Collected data
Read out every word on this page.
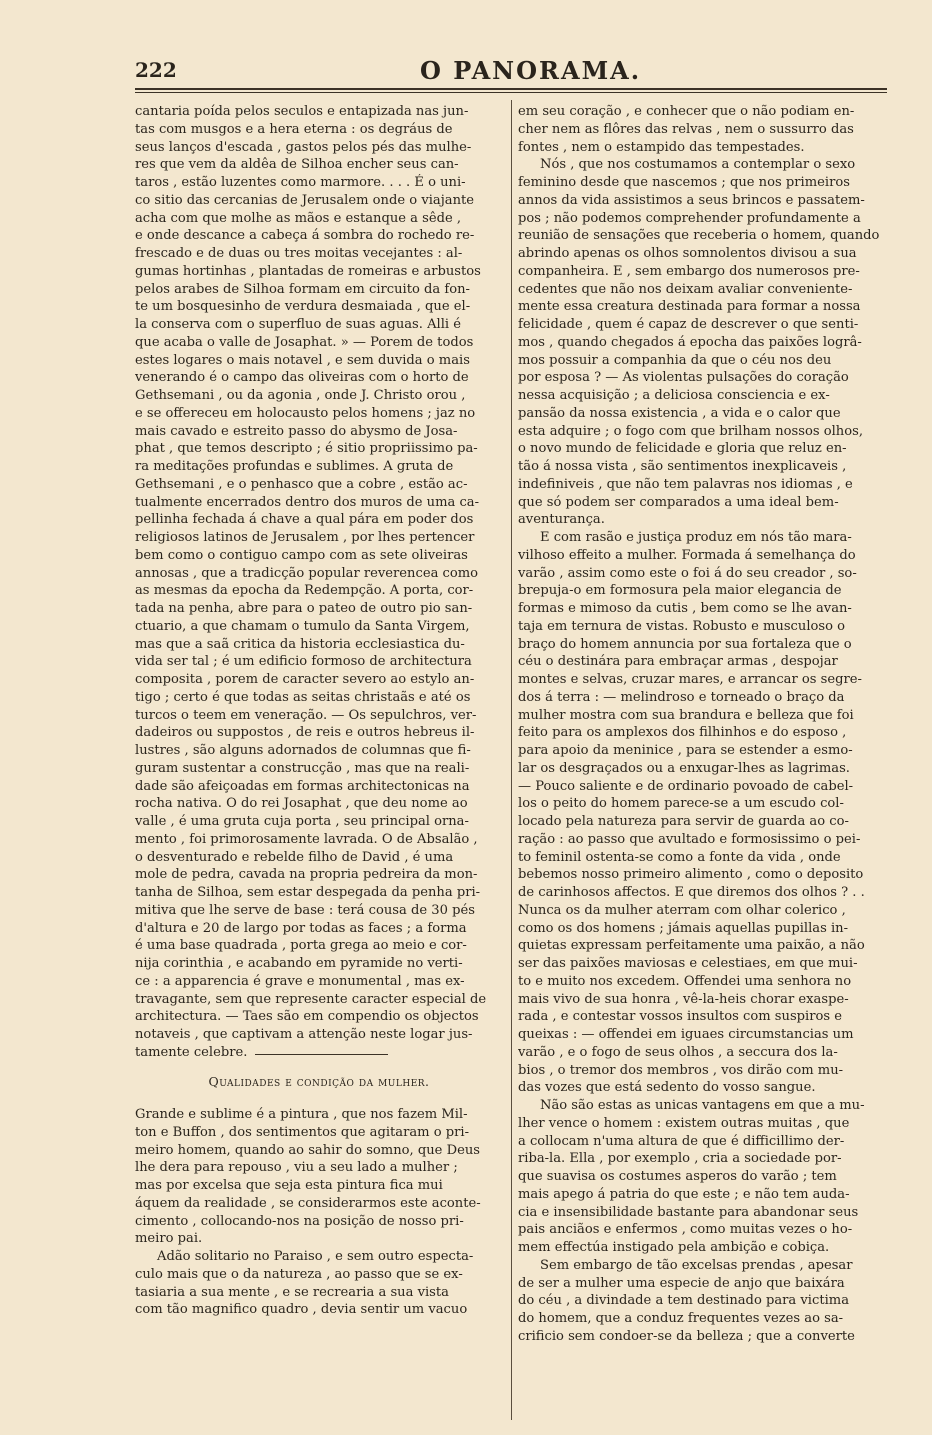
222	O PANORAMA.
cantaria poída pelos seculos e entapizada nas jun-
tas com musgos e a hera eterna : os degráus de
seus lanços d'escada , gastos pelos pés das mulhe-
res que vem da aldêa de Silhoa encher seus can-
taros , estão luzentes como marmore. . . . É o uni-
co sitio das cercanias de Jerusalem onde o viajante
acha com que molhe as mãos e estanque a sêde ,
e onde descance a cabeça á sombra do rochedo re-
frescado e de duas ou tres moitas vecejantes : al-
gumas hortinhas , plantadas de romeiras e arbustos
pelos arabes de Silhoa formam em circuito da fon-
te um bosquesinho de verdura desmaiada , que el-
la conserva com o superfluo de suas aguas. Alli é
que acaba o valle de Josaphat. » — Porem de todos
estes logares o mais notavel , e sem duvida o mais
venerando é o campo das oliveiras com o horto de
Gethsemani , ou da agonia , onde J. Christo orou ,
e se offereceu em holocausto pelos homens ; jaz no
mais cavado e estreito passo do abysmo de Josa-
phat , que temos descripto ; é sitio propriissimo pa-
ra meditações profundas e sublimes. A gruta de
Gethsemani , e o penhasco que a cobre , estão ac-
tualmente encerrados dentro dos muros de uma ca-
pellinha fechada á chave a qual pára em poder dos
religiosos latinos de Jerusalem , por lhes pertencer
bem como o contiguo campo com as sete oliveiras
annosas , que a tradicção popular reverencea como
as mesmas da epocha da Redempção. A porta, cor-
tada na penha, abre para o pateo de outro pio san-
ctuario, a que chamam o tumulo da Santa Virgem,
mas que a saã critica da historia ecclesiastica du-
vida ser tal ; é um edificio formoso de architectura
composita , porem de caracter severo ao estylo an-
tigo ; certo é que todas as seitas christaãs e até os
turcos o teem em veneração. — Os sepulchros, ver-
dadeiros ou suppostos , de reis e outros hebreus il-
lustres , são alguns adornados de columnas que fi-
guram sustentar a construcção , mas que na reali-
dade são afeiçoadas em formas architectonicas na
rocha nativa. O do rei Josaphat , que deu nome ao
valle , é uma gruta cuja porta , seu principal orna-
mento , foi primorosamente lavrada. O de Absalão ,
o desventurado e rebelde filho de David , é uma
mole de pedra, cavada na propria pedreira da mon-
tanha de Silhoa, sem estar despegada da penha pri-
mitiva que lhe serve de base : terá cousa de 30 pés
d'altura e 20 de largo por todas as faces ; a forma
é uma base quadrada , porta grega ao meio e cor-
nija corinthia , e acabando em pyramide no verti-
ce : a apparencia é grave e monumental , mas ex-
travagante, sem que represente caracter especial de
architectura. — Taes são em compendio os objectos
notaveis , que captivam a attenção neste logar jus-
tamente celebre.
Qualidades e condição da mulher.
Grande e sublime é a pintura , que nos fazem Mil-
ton e Buffon , dos sentimentos que agitaram o pri-
meiro homem, quando ao sahir do somno, que Deus
lhe dera para repouso , viu a seu lado a mulher ;
mas por excelsa que seja esta pintura fica mui
áquem da realidade , se considerarmos este aconte-
cimento , collocando-nos na posição de nosso pri-
meiro pai.
Adão solitario no Paraiso , e sem outro especta-
culo mais que o da natureza , ao passo que se ex-
tasiaria a sua mente , e se recrearia a sua vista
com tão magnifico quadro , devia sentir um vacuo
em seu coração , e conhecer que o não podiam en-
cher nem as flôres das relvas , nem o sussurro das
fontes , nem o estampido das tempestades.
Nós , que nos costumamos a contemplar o sexo
feminino desde que nascemos ; que nos primeiros
annos da vida assistimos a seus brincos e passatem-
pos ; não podemos comprehender profundamente a
reunião de sensações que receberia o homem, quando
abrindo apenas os olhos somnolentos divisou a sua
companheira. E , sem embargo dos numerosos pre-
cedentes que não nos deixam avaliar conveniente-
mente essa creatura destinada para formar a nossa
felicidade , quem é capaz de descrever o que senti-
mos , quando chegados á epocha das paixões logrâ-
mos possuir a companhia da que o céu nos deu
por esposa ? — As violentas pulsações do coração
nessa acquisição ; a deliciosa consciencia e ex-
pansão da nossa existencia , a vida e o calor que
esta adquire ; o fogo com que brilham nossos olhos,
o novo mundo de felicidade e gloria que reluz en-
tão á nossa vista , são sentimentos inexplicaveis ,
indefiniveis , que não tem palavras nos idiomas , e
que só podem ser comparados a uma ideal bem-
aventurança.
E com rasão e justiça produz em nós tão mara-
vilhoso effeito a mulher. Formada á semelhança do
varão , assim como este o foi á do seu creador , so-
brepuja-o em formosura pela maior elegancia de
formas e mimoso da cutis , bem como se lhe avan-
taja em ternura de vistas. Robusto e musculoso o
braço do homem annuncia por sua fortaleza que o
céu o destinára para embraçar armas , despojar
montes e selvas, cruzar mares, e arrancar os segre-
dos á terra : — melindroso e torneado o braço da
mulher mostra com sua brandura e belleza que foi
feito para os amplexos dos filhinhos e do esposo ,
para apoio da meninice , para se estender a esmo-
lar os desgraçados ou a enxugar-lhes as lagrimas.
— Pouco saliente e de ordinario povoado de cabel-
los o peito do homem parece-se a um escudo col-
locado pela natureza para servir de guarda ao co-
ração : ao passo que avultado e formosissimo o pei-
to feminil ostenta-se como a fonte da vida , onde
bebemos nosso primeiro alimento , como o deposito
de carinhosos affectos. E que diremos dos olhos ? . .
Nunca os da mulher aterram com olhar colerico ,
como os dos homens ; jámais aquellas pupillas in-
quietas expressam perfeitamente uma paixão, a não
ser das paixões maviosas e celestiaes, em que mui-
to e muito nos excedem. Offendei uma senhora no
mais vivo de sua honra , vê-la-heis chorar exaspe-
rada , e contestar vossos insultos com suspiros e
queixas : — offendei em iguaes circumstancias um
varão , e o fogo de seus olhos , a seccura dos la-
bios , o tremor dos membros , vos dirão com mu-
das vozes que está sedento do vosso sangue.
Não são estas as unicas vantagens em que a mu-
lher vence o homem : existem outras muitas , que
a collocam n'uma altura de que é difficillimo der-
riba-la. Ella , por exemplo , cria a sociedade por-
que suavisa os costumes asperos do varão ; tem
mais apego á patria do que este ; e não tem auda-
cia e insensibilidade bastante para abandonar seus
pais anciãos e enfermos , como muitas vezes o ho-
mem effectúa instigado pela ambição e cobiça.
Sem embargo de tão excelsas prendas , apesar
de ser a mulher uma especie de anjo que baixára
do céu , a divindade a tem destinado para victima
do homem, que a conduz frequentes vezes ao sa-
crificio sem condoer-se da belleza ; que a converte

**Your instructions:** Will you set down the records word for word while leaving out every picture?

**Problem solution:**
Read out every word on this page.
222	O PANORAMA.
cantaria poída pelos seculos e entapizada nas jun-
tas com musgos e a hera eterna : os degráus de
seus lanços d'escada , gastos pelos pés das mulhe-
res que vem da aldêa de Silhoa encher seus can-
taros , estão luzentes como marmore. . . . É o uni-
co sitio das cercanias de Jerusalem onde o viajante
acha com que molhe as mãos e estanque a sêde ,
e onde descance a cabeça á sombra do rochedo re-
frescado e de duas ou tres moitas vecejantes : al-
gumas hortinhas , plantadas de romeiras e arbustos
pelos arabes de Silhoa formam em circuito da fon-
te um bosquesinho de verdura desmaiada , que el-
la conserva com o superfluo de suas aguas. Alli é
que acaba o valle de Josaphat. » — Porem de todos
estes logares o mais notavel , e sem duvida o mais
venerando é o campo das oliveiras com o horto de
Gethsemani , ou da agonia , onde J. Christo orou ,
e se offereceu em holocausto pelos homens ; jaz no
mais cavado e estreito passo do abysmo de Josa-
phat , que temos descripto ; é sitio propriissimo pa-
ra meditações profundas e sublimes. A gruta de
Gethsemani , e o penhasco que a cobre , estão ac-
tualmente encerrados dentro dos muros de uma ca-
pellinha fechada á chave a qual pára em poder dos
religiosos latinos de Jerusalem , por lhes pertencer
bem como o contiguo campo com as sete oliveiras
annosas , que a tradicção popular reverencea como
as mesmas da epocha da Redempção. A porta, cor-
tada na penha, abre para o pateo de outro pio san-
ctuario, a que chamam o tumulo da Santa Virgem,
mas que a saã critica da historia ecclesiastica du-
vida ser tal ; é um edificio formoso de architectura
composita , porem de caracter severo ao estylo an-
tigo ; certo é que todas as seitas christaãs e até os
turcos o teem em veneração. — Os sepulchros, ver-
dadeiros ou suppostos , de reis e outros hebreus il-
lustres , são alguns adornados de columnas que fi-
guram sustentar a construcção , mas que na reali-
dade são afeiçoadas em formas architectonicas na
rocha nativa. O do rei Josaphat , que deu nome ao
valle , é uma gruta cuja porta , seu principal orna-
mento , foi primorosamente lavrada. O de Absalão ,
o desventurado e rebelde filho de David , é uma
mole de pedra, cavada na propria pedreira da mon-
tanha de Silhoa, sem estar despegada da penha pri-
mitiva que lhe serve de base : terá cousa de 30 pés
d'altura e 20 de largo por todas as faces ; a forma
é uma base quadrada , porta grega ao meio e cor-
nija corinthia , e acabando em pyramide no verti-
ce : a apparencia é grave e monumental , mas ex-
travagante, sem que represente caracter especial de
architectura. — Taes são em compendio os objectos
notaveis , que captivam a attenção neste logar jus-
tamente celebre.
Qualidades e condição da mulher.
Grande e sublime é a pintura , que nos fazem Mil-
ton e Buffon , dos sentimentos que agitaram o pri-
meiro homem, quando ao sahir do somno, que Deus
lhe dera para repouso , viu a seu lado a mulher ;
mas por excelsa que seja esta pintura fica mui
áquem da realidade , se considerarmos este aconte-
cimento , collocando-nos na posição de nosso pri-
meiro pai.
Adão solitario no Paraiso , e sem outro especta-
culo mais que o da natureza , ao passo que se ex-
tasiaria a sua mente , e se recrearia a sua vista
com tão magnifico quadro , devia sentir um vacuo
em seu coração , e conhecer que o não podiam en-
cher nem as flôres das relvas , nem o sussurro das
fontes , nem o estampido das tempestades.
Nós , que nos costumamos a contemplar o sexo
feminino desde que nascemos ; que nos primeiros
annos da vida assistimos a seus brincos e passatem-
pos ; não podemos comprehender profundamente a
reunião de sensações que receberia o homem, quando
abrindo apenas os olhos somnolentos divisou a sua
companheira. E , sem embargo dos numerosos pre-
cedentes que não nos deixam avaliar conveniente-
mente essa creatura destinada para formar a nossa
felicidade , quem é capaz de descrever o que senti-
mos , quando chegados á epocha das paixões logrâ-
mos possuir a companhia da que o céu nos deu
por esposa ? — As violentas pulsações do coração
nessa acquisição ; a deliciosa consciencia e ex-
pansão da nossa existencia , a vida e o calor que
esta adquire ; o fogo com que brilham nossos olhos,
o novo mundo de felicidade e gloria que reluz en-
tão á nossa vista , são sentimentos inexplicaveis ,
indefiniveis , que não tem palavras nos idiomas , e
que só podem ser comparados a uma ideal bem-
aventurança.
E com rasão e justiça produz em nós tão mara-
vilhoso effeito a mulher. Formada á semelhança do
varão , assim como este o foi á do seu creador , so-
brepuja-o em formosura pela maior elegancia de
formas e mimoso da cutis , bem como se lhe avan-
taja em ternura de vistas. Robusto e musculoso o
braço do homem annuncia por sua fortaleza que o
céu o destinára para embraçar armas , despojar
montes e selvas, cruzar mares, e arrancar os segre-
dos á terra : — melindroso e torneado o braço da
mulher mostra com sua brandura e belleza que foi
feito para os amplexos dos filhinhos e do esposo ,
para apoio da meninice , para se estender a esmo-
lar os desgraçados ou a enxugar-lhes as lagrimas.
— Pouco saliente e de ordinario povoado de cabel-
los o peito do homem parece-se a um escudo col-
locado pela natureza para servir de guarda ao co-
ração : ao passo que avultado e formosissimo o pei-
to feminil ostenta-se como a fonte da vida , onde
bebemos nosso primeiro alimento , como o deposito
de carinhosos affectos. E que diremos dos olhos ? . .
Nunca os da mulher aterram com olhar colerico ,
como os dos homens ; jámais aquellas pupillas in-
quietas expressam perfeitamente uma paixão, a não
ser das paixões maviosas e celestiaes, em que mui-
to e muito nos excedem. Offendei uma senhora no
mais vivo de sua honra , vê-la-heis chorar exaspe-
rada , e contestar vossos insultos com suspiros e
queixas : — offendei em iguaes circumstancias um
varão , e o fogo de seus olhos , a seccura dos la-
bios , o tremor dos membros , vos dirão com mu-
das vozes que está sedento do vosso sangue.
Não são estas as unicas vantagens em que a mu-
lher vence o homem : existem outras muitas , que
a collocam n'uma altura de que é difficillimo der-
riba-la. Ella , por exemplo , cria a sociedade por-
que suavisa os costumes asperos do varão ; tem
mais apego á patria do que este ; e não tem auda-
cia e insensibilidade bastante para abandonar seus
pais anciãos e enfermos , como muitas vezes o ho-
mem effectúa instigado pela ambição e cobiça.
Sem embargo de tão excelsas prendas , apesar
de ser a mulher uma especie de anjo que baixára
do céu , a divindade a tem destinado para victima
do homem, que a conduz frequentes vezes ao sa-
crificio sem condoer-se da belleza ; que a converte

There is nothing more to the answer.